(Task statement) Every line holding the string "headquarters" should be gathered.

(Supplied data)
______

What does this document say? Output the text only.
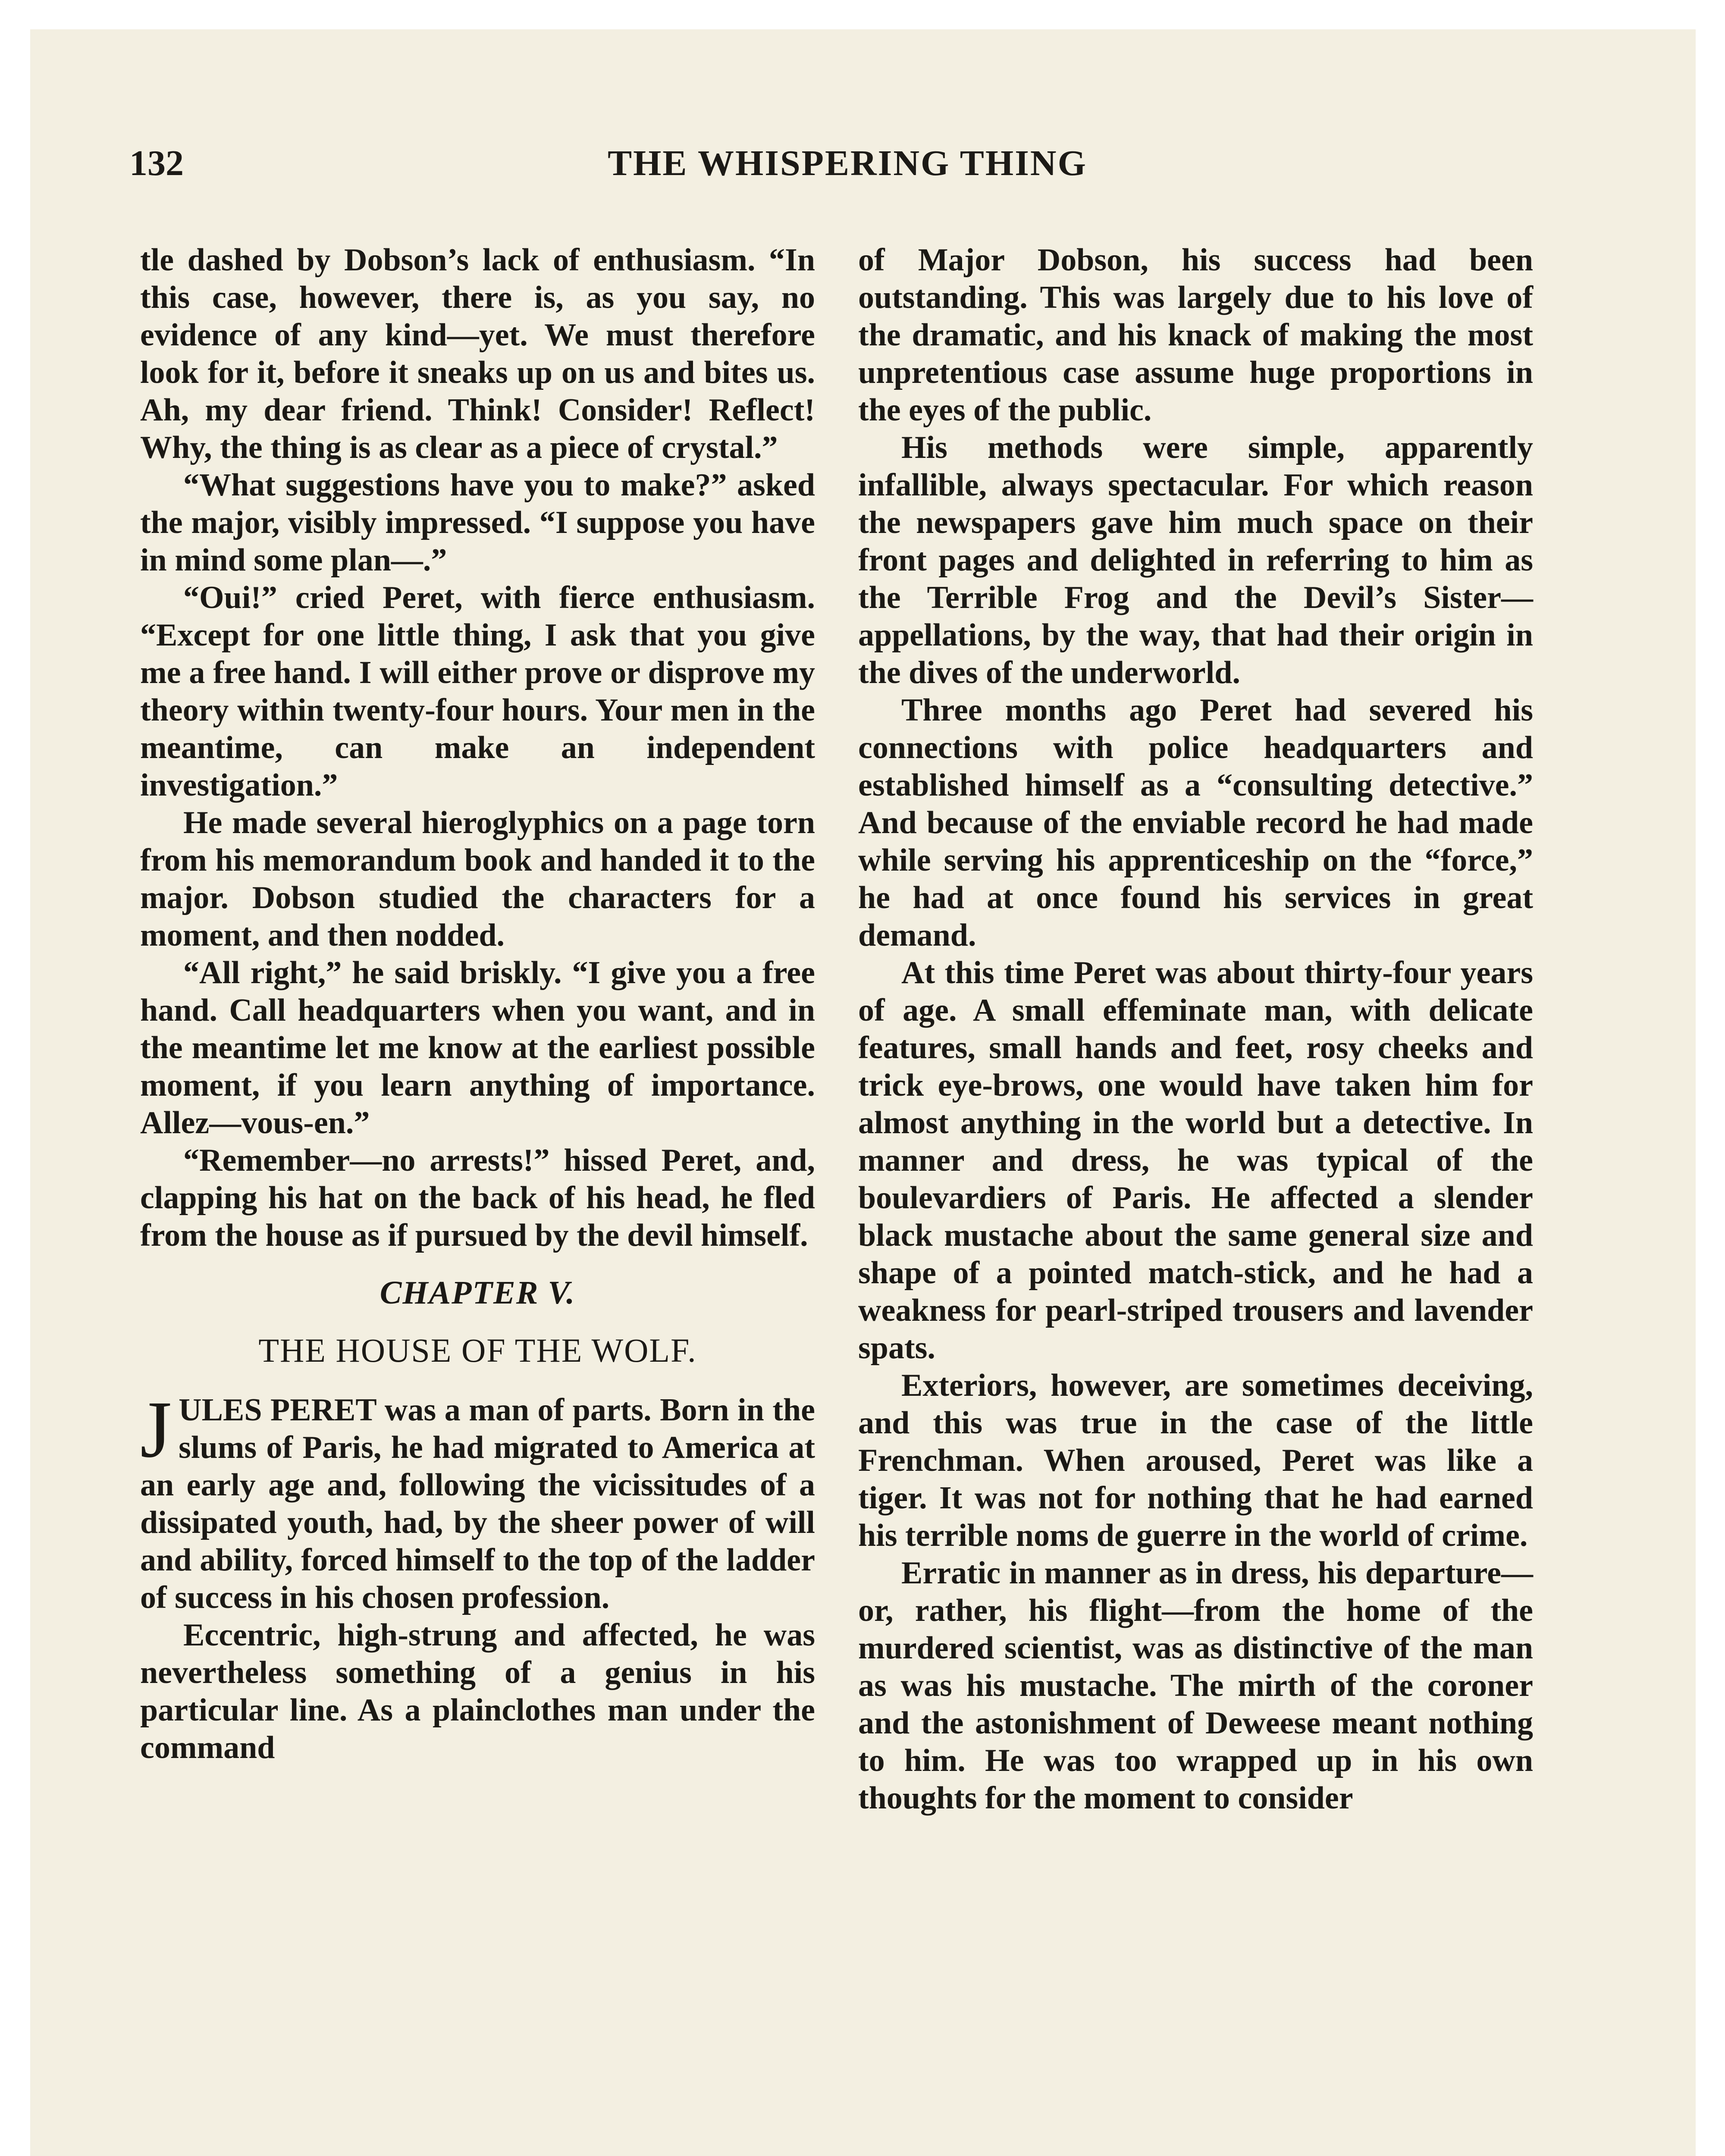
132	THE WHISPERING THING

tle dashed by Dobson’s lack of enthusiasm. “In this case, however, there is, as you say, no evidence of any kind—yet. We must therefore look for it, before it sneaks up on us and bites us. Ah, my dear friend. Think! Consider! Reflect! Why, the thing is as clear as a piece of crystal.”

“What suggestions have you to make?” asked the major, visibly impressed. “I suppose you have in mind some plan—.”

“Oui!” cried Peret, with fierce enthusiasm. “Except for one little thing, I ask that you give me a free hand. I will either prove or disprove my theory within twenty-four hours. Your men in the meantime, can make an independent investigation.”

He made several hieroglyphics on a page torn from his memorandum book and handed it to the major. Dobson studied the characters for a moment, and then nodded.

“All right,” he said briskly. “I give you a free hand. Call headquarters when you want, and in the meantime let me know at the earliest possible moment, if you learn anything of importance. Allez—vous-en.”

“Remember—no arrests!” hissed Peret, and, clapping his hat on the back of his head, he fled from the house as if pursued by the devil himself.

CHAPTER V.

THE HOUSE OF THE WOLF.

JULES PERET was a man of parts. Born in the slums of Paris, he had migrated to America at an early age and, following the vicissitudes of a dissipated youth, had, by the sheer power of will and ability, forced himself to the top of the ladder of success in his chosen profession.

Eccentric, high-strung and affected, he was nevertheless something of a genius in his particular line. As a plainclothes man under the command

of Major Dobson, his success had been outstanding. This was largely due to his love of the dramatic, and his knack of making the most unpretentious case assume huge proportions in the eyes of the public.

His methods were simple, apparently infallible, always spectacular. For which reason the newspapers gave him much space on their front pages and delighted in referring to him as the Terrible Frog and the Devil’s Sister—appellations, by the way, that had their origin in the dives of the underworld.

Three months ago Peret had severed his connections with police headquarters and established himself as a “consulting detective.” And because of the enviable record he had made while serving his apprenticeship on the “force,” he had at once found his services in great demand.

At this time Peret was about thirty-four years of age. A small effeminate man, with delicate features, small hands and feet, rosy cheeks and trick eye-brows, one would have taken him for almost anything in the world but a detective. In manner and dress, he was typical of the boulevardiers of Paris. He affected a slender black mustache about the same general size and shape of a pointed match-stick, and he had a weakness for pearl-striped trousers and lavender spats.

Exteriors, however, are sometimes deceiving, and this was true in the case of the little Frenchman. When aroused, Peret was like a tiger. It was not for nothing that he had earned his terrible noms de guerre in the world of crime.

Erratic in manner as in dress, his departure—or, rather, his flight—from the home of the murdered scientist, was as distinctive of the man as was his mustache. The mirth of the coroner and the astonishment of Deweese meant nothing to him. He was too wrapped up in his own thoughts for the moment to consider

______

(Output of the task)
“All right,” he said briskly. “I give you a free hand. Call headquarters when you want, and in the meantime let me know at the earliest possible moment, if you learn anything of importance. Allez—vous-en.”
Three months ago Peret had severed his connections with police headquarters and established himself as a “consulting detective.” And because of the enviable record he had made while serving his apprenticeship on the “force,” he had at once found his services in great demand.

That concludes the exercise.